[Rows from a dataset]
■ ■ ■

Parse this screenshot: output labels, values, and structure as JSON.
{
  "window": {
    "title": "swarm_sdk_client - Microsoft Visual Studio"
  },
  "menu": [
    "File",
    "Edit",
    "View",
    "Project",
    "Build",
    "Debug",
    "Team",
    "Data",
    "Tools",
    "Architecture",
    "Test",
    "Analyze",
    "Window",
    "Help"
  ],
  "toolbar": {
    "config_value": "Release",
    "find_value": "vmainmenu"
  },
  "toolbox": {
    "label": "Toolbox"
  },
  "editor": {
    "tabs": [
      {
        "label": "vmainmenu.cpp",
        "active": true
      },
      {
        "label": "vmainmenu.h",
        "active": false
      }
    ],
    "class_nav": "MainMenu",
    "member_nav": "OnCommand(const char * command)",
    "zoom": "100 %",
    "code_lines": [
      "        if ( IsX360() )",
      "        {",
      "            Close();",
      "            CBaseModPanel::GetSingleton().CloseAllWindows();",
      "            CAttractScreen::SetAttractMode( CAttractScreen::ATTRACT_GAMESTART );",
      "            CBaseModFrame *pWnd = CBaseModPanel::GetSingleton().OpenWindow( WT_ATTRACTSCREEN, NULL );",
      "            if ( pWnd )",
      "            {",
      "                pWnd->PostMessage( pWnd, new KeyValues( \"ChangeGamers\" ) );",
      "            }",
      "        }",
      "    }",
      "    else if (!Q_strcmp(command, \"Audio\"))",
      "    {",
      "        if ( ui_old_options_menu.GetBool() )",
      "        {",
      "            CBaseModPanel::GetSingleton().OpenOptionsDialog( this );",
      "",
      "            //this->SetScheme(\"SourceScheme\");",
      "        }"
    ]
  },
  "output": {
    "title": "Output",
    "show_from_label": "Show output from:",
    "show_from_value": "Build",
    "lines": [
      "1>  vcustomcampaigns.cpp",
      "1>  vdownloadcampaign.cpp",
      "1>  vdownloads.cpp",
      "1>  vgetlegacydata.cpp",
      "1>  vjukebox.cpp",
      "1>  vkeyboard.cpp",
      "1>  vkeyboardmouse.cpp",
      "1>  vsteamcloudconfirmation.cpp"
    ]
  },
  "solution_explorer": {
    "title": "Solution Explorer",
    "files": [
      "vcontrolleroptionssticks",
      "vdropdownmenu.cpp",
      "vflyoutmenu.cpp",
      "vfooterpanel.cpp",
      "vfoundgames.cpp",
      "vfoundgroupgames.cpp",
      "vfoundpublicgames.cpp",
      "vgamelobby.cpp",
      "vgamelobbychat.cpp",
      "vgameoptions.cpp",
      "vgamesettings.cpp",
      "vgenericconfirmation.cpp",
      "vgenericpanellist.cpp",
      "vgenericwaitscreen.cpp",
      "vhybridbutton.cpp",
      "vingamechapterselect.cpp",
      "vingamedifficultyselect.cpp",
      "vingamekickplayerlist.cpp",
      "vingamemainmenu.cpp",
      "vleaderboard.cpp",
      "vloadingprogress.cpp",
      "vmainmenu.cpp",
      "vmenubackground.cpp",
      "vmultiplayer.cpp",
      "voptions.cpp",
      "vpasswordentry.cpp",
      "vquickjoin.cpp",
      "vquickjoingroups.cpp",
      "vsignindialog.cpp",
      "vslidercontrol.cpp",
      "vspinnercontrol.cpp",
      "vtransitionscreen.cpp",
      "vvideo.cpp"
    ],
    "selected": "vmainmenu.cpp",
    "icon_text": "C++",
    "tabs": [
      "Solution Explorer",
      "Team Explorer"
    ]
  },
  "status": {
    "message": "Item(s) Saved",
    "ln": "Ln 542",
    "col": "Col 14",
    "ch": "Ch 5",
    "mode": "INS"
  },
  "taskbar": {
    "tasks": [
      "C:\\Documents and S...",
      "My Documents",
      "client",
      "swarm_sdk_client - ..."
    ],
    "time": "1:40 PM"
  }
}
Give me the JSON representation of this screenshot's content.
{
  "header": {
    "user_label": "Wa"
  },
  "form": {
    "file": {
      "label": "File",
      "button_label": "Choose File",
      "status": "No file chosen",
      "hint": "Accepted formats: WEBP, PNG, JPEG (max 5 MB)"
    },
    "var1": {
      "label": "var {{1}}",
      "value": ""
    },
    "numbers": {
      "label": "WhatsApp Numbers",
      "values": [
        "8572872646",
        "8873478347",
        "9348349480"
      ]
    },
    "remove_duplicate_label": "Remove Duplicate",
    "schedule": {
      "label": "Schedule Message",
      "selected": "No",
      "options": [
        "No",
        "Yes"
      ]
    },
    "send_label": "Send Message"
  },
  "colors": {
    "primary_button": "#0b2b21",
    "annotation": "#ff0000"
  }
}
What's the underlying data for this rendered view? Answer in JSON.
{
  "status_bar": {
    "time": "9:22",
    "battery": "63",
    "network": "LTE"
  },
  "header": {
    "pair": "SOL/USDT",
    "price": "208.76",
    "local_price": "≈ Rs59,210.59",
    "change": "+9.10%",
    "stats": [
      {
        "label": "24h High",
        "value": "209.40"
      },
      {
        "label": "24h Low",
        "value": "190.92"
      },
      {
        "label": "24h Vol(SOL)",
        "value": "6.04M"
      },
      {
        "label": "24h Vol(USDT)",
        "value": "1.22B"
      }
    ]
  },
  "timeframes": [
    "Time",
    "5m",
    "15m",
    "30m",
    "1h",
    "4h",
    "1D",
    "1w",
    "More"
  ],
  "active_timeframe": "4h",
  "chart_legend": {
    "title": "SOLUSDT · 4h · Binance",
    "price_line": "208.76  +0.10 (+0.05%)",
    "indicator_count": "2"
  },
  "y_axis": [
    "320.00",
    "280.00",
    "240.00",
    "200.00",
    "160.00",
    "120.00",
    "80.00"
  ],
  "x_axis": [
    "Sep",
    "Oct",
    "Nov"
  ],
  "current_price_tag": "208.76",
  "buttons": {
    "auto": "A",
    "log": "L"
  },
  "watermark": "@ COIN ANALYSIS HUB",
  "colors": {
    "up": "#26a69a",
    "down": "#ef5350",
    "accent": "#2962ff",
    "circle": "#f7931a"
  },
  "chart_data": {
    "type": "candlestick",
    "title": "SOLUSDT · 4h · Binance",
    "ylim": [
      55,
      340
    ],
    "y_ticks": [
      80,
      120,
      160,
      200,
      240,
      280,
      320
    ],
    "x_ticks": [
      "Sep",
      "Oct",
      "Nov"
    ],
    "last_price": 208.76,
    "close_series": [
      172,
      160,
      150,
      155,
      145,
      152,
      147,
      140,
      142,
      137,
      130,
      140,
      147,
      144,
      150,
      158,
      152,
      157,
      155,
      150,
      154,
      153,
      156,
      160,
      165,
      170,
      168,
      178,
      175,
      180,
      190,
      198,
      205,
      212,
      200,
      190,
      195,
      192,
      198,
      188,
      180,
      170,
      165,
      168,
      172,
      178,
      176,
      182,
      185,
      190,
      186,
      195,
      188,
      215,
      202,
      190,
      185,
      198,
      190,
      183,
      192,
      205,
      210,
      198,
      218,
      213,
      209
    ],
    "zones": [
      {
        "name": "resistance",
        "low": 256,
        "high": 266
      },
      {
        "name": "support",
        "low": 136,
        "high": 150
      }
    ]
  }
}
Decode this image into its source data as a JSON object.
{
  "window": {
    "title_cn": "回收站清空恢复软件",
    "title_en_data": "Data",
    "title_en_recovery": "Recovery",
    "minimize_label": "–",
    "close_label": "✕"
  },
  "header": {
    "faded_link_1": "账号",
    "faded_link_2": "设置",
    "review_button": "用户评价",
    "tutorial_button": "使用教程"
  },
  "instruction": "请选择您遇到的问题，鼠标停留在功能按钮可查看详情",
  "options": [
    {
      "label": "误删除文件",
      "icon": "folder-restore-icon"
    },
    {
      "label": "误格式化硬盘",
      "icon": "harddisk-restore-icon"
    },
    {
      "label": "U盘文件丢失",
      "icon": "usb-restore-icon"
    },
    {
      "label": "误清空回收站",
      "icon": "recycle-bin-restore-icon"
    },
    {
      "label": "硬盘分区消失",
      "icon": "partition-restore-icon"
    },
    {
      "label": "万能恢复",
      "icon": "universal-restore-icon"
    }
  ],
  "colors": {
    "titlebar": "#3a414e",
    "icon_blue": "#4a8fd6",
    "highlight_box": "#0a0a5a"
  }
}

■ ■ ■

From the material given, work out how many lines hold the string "selected"; state that number and nothing further.

» Exercise output: 2